◆ Directions for this task ◆
Every line holding the word "결격사유" counts once. Give the total, nothing more.

◆ Records provided ◆
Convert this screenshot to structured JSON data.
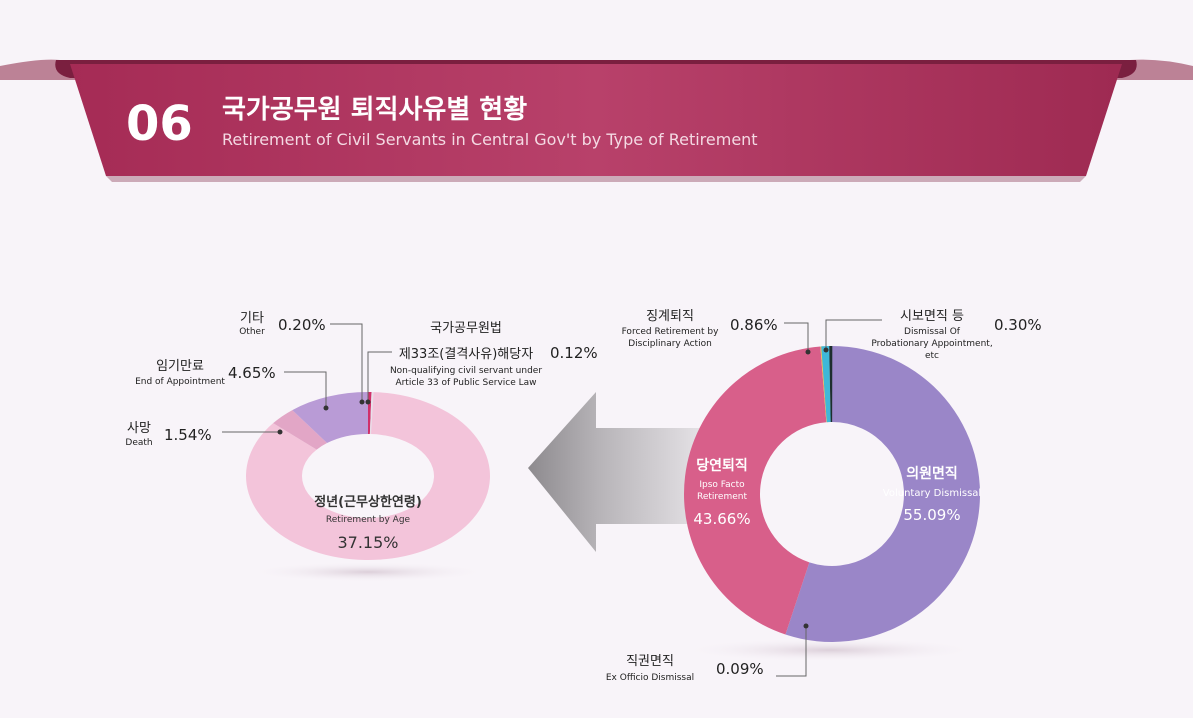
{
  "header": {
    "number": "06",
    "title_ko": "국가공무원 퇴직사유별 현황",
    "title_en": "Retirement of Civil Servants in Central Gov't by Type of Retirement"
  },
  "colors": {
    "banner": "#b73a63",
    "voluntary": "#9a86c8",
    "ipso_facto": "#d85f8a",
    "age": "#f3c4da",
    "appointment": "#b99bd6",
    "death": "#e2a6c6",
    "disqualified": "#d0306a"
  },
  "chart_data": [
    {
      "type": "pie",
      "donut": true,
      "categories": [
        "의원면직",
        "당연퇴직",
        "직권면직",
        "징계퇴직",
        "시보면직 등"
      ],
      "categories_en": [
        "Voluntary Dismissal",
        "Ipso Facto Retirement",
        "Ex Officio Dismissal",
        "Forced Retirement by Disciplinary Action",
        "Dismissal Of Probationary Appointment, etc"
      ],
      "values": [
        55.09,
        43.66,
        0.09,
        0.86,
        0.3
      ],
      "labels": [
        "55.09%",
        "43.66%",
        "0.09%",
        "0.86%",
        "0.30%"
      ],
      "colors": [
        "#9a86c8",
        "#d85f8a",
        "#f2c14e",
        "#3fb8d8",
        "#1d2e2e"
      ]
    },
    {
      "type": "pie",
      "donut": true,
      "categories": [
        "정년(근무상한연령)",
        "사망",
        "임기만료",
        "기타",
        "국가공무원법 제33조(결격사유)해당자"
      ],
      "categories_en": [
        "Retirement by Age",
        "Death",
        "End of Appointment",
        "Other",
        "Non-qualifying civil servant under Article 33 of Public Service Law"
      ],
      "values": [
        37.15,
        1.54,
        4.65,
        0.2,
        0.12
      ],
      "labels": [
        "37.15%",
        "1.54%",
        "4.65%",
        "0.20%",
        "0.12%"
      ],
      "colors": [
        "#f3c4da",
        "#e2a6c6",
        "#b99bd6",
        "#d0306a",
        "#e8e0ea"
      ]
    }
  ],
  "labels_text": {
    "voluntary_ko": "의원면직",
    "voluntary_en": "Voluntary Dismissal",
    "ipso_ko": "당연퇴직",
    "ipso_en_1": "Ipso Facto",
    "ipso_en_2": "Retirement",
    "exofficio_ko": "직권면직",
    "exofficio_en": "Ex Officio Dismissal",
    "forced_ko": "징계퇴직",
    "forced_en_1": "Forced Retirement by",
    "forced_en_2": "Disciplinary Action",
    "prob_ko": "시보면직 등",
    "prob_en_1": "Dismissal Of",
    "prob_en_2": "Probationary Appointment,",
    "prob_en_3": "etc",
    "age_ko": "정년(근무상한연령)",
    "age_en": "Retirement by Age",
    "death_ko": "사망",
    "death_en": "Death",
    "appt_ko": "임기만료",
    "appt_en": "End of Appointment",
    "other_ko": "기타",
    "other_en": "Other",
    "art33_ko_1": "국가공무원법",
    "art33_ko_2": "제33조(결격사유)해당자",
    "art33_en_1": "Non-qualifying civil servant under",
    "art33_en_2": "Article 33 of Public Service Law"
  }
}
--
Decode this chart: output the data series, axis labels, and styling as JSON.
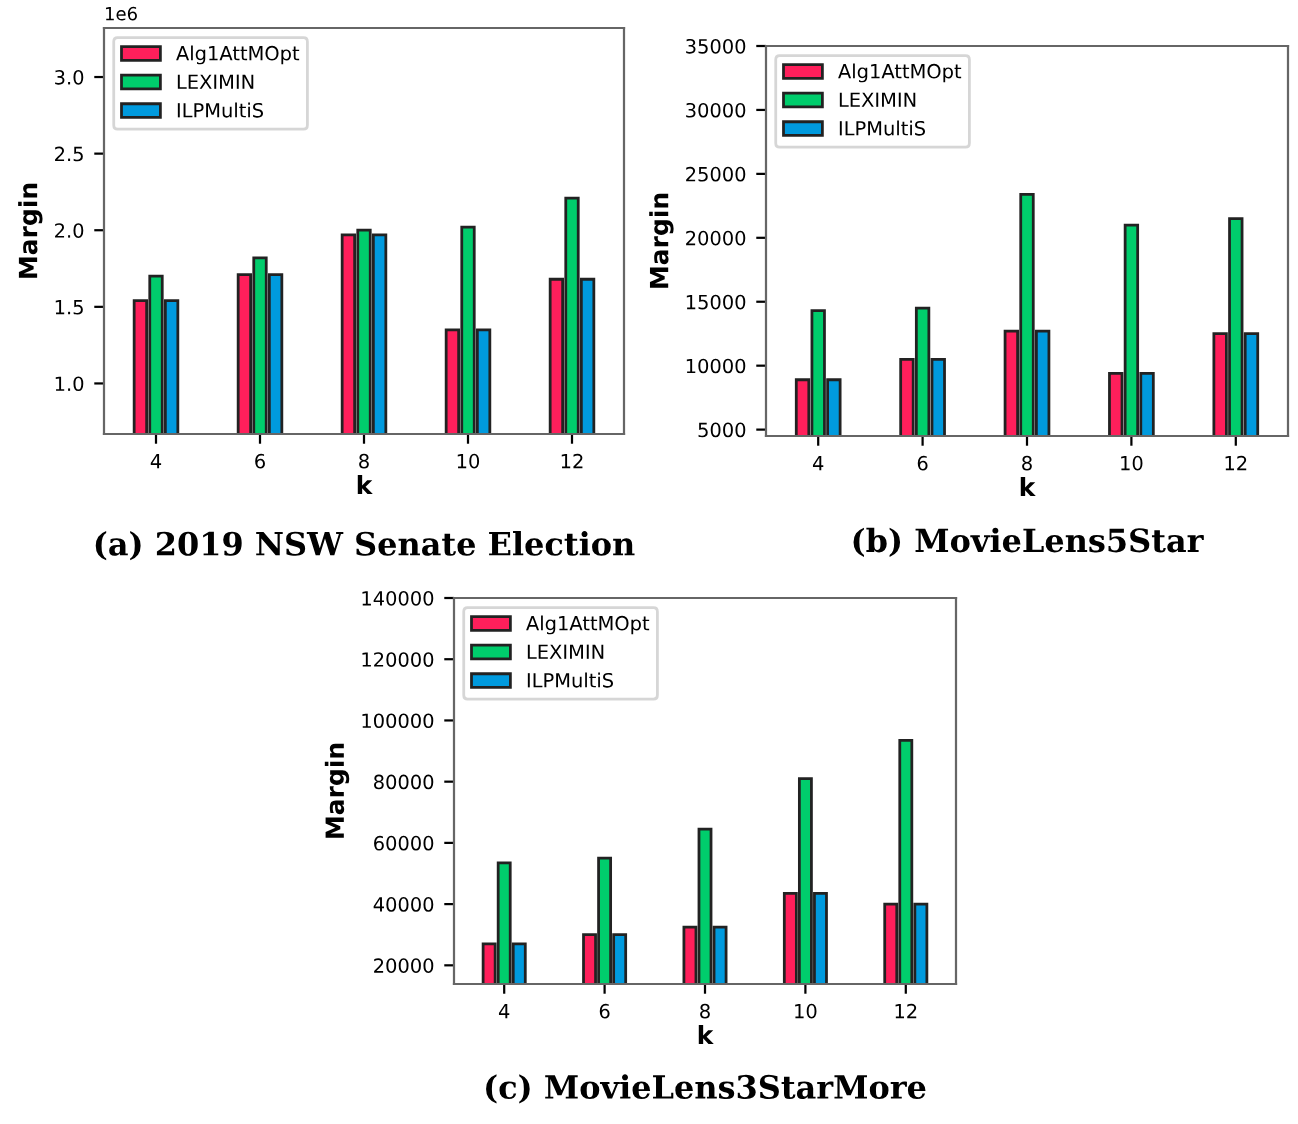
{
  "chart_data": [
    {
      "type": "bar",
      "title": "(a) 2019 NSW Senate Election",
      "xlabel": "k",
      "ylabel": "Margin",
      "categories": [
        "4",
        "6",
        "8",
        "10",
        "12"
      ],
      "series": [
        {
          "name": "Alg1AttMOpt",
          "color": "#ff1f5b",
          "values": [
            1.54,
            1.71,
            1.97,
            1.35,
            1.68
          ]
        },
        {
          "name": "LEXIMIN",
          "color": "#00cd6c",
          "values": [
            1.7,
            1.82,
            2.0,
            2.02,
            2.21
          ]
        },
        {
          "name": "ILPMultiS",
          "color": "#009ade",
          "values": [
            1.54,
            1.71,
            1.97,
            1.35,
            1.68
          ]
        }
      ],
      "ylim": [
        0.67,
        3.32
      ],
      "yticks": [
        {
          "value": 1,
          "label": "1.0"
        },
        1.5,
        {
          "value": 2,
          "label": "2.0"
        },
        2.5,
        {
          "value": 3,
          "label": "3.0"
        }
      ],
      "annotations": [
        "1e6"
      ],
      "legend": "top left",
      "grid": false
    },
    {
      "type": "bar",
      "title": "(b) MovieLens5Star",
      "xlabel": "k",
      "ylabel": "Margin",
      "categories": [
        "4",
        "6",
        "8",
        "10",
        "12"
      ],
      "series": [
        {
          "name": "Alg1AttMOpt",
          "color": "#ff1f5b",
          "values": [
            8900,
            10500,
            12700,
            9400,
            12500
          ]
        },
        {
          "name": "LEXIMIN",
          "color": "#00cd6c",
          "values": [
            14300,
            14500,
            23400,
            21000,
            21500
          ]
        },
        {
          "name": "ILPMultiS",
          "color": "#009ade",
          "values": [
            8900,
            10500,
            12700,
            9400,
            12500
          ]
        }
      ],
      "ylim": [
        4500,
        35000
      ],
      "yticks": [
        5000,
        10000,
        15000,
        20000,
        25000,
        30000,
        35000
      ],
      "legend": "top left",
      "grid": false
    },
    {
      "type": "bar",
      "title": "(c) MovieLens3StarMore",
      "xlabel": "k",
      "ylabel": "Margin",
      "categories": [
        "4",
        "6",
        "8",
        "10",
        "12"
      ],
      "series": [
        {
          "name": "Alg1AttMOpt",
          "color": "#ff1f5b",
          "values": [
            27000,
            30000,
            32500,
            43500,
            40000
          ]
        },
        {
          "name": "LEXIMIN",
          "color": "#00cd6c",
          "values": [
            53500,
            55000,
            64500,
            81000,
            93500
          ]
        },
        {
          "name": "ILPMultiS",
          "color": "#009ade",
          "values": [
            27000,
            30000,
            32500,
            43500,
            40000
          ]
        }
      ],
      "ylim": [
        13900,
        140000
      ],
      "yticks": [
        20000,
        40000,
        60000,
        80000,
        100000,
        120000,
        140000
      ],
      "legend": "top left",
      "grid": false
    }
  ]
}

◆ Answer for this exercise ◆
2